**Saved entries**
%%

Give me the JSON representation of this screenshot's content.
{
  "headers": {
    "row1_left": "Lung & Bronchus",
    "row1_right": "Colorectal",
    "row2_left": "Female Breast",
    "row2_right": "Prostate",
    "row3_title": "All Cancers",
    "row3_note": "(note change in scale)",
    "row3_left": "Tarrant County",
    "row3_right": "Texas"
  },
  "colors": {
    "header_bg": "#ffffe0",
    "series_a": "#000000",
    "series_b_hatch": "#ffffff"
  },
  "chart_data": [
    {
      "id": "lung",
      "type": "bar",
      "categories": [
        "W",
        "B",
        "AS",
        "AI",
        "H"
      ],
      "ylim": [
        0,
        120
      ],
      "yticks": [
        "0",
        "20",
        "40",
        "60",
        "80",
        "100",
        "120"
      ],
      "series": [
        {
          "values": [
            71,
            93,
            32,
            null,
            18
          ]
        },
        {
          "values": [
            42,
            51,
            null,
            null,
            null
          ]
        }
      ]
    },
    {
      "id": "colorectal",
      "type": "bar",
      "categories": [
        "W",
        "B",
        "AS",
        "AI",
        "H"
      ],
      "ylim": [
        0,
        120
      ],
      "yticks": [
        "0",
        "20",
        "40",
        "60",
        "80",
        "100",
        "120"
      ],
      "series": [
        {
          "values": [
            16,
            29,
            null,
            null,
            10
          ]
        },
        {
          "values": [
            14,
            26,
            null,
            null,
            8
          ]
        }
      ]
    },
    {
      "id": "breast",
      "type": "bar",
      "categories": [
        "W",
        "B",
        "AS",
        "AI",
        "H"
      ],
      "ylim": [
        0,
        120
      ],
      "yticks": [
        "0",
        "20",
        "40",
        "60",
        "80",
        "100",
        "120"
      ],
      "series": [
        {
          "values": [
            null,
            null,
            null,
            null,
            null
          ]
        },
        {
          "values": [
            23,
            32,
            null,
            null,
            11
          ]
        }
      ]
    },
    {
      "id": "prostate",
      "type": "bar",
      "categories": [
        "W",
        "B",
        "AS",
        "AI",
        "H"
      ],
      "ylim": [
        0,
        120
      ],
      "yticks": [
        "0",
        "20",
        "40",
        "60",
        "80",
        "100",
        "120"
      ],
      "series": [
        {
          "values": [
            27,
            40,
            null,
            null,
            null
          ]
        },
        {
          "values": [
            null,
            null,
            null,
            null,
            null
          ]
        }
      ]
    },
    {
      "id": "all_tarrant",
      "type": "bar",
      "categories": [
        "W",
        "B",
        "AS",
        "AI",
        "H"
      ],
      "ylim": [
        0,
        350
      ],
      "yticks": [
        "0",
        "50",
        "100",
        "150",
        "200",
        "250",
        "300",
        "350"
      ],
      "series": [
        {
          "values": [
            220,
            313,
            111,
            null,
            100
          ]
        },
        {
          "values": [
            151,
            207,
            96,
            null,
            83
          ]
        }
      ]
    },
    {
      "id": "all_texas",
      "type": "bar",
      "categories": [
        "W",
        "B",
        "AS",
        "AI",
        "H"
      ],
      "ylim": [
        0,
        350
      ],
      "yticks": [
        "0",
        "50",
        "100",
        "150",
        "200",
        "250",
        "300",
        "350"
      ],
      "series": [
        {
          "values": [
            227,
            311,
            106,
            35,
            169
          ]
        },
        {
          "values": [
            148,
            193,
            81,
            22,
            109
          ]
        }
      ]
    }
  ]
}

%%

Reproduce each record exactly as it appears.

Give me the JSON representation of this screenshot's content.
{
  "headers": {
    "row1_left": "Lung & Bronchus",
    "row1_right": "Colorectal",
    "row2_left": "Female Breast",
    "row2_right": "Prostate",
    "row3_title": "All Cancers",
    "row3_note": "(note change in scale)",
    "row3_left": "Tarrant County",
    "row3_right": "Texas"
  },
  "colors": {
    "header_bg": "#ffffe0",
    "series_a": "#000000",
    "series_b_hatch": "#ffffff"
  },
  "chart_data": [
    {
      "id": "lung",
      "type": "bar",
      "categories": [
        "W",
        "B",
        "AS",
        "AI",
        "H"
      ],
      "ylim": [
        0,
        120
      ],
      "yticks": [
        "0",
        "20",
        "40",
        "60",
        "80",
        "100",
        "120"
      ],
      "series": [
        {
          "values": [
            71,
            93,
            32,
            null,
            18
          ]
        },
        {
          "values": [
            42,
            51,
            null,
            null,
            null
          ]
        }
      ]
    },
    {
      "id": "colorectal",
      "type": "bar",
      "categories": [
        "W",
        "B",
        "AS",
        "AI",
        "H"
      ],
      "ylim": [
        0,
        120
      ],
      "yticks": [
        "0",
        "20",
        "40",
        "60",
        "80",
        "100",
        "120"
      ],
      "series": [
        {
          "values": [
            16,
            29,
            null,
            null,
            10
          ]
        },
        {
          "values": [
            14,
            26,
            null,
            null,
            8
          ]
        }
      ]
    },
    {
      "id": "breast",
      "type": "bar",
      "categories": [
        "W",
        "B",
        "AS",
        "AI",
        "H"
      ],
      "ylim": [
        0,
        120
      ],
      "yticks": [
        "0",
        "20",
        "40",
        "60",
        "80",
        "100",
        "120"
      ],
      "series": [
        {
          "values": [
            null,
            null,
            null,
            null,
            null
          ]
        },
        {
          "values": [
            23,
            32,
            null,
            null,
            11
          ]
        }
      ]
    },
    {
      "id": "prostate",
      "type": "bar",
      "categories": [
        "W",
        "B",
        "AS",
        "AI",
        "H"
      ],
      "ylim": [
        0,
        120
      ],
      "yticks": [
        "0",
        "20",
        "40",
        "60",
        "80",
        "100",
        "120"
      ],
      "series": [
        {
          "values": [
            27,
            40,
            null,
            null,
            null
          ]
        },
        {
          "values": [
            null,
            null,
            null,
            null,
            null
          ]
        }
      ]
    },
    {
      "id": "all_tarrant",
      "type": "bar",
      "categories": [
        "W",
        "B",
        "AS",
        "AI",
        "H"
      ],
      "ylim": [
        0,
        350
      ],
      "yticks": [
        "0",
        "50",
        "100",
        "150",
        "200",
        "250",
        "300",
        "350"
      ],
      "series": [
        {
          "values": [
            220,
            313,
            111,
            null,
            100
          ]
        },
        {
          "values": [
            151,
            207,
            96,
            null,
            83
          ]
        }
      ]
    },
    {
      "id": "all_texas",
      "type": "bar",
      "categories": [
        "W",
        "B",
        "AS",
        "AI",
        "H"
      ],
      "ylim": [
        0,
        350
      ],
      "yticks": [
        "0",
        "50",
        "100",
        "150",
        "200",
        "250",
        "300",
        "350"
      ],
      "series": [
        {
          "values": [
            227,
            311,
            106,
            35,
            169
          ]
        },
        {
          "values": [
            148,
            193,
            81,
            22,
            109
          ]
        }
      ]
    }
  ]
}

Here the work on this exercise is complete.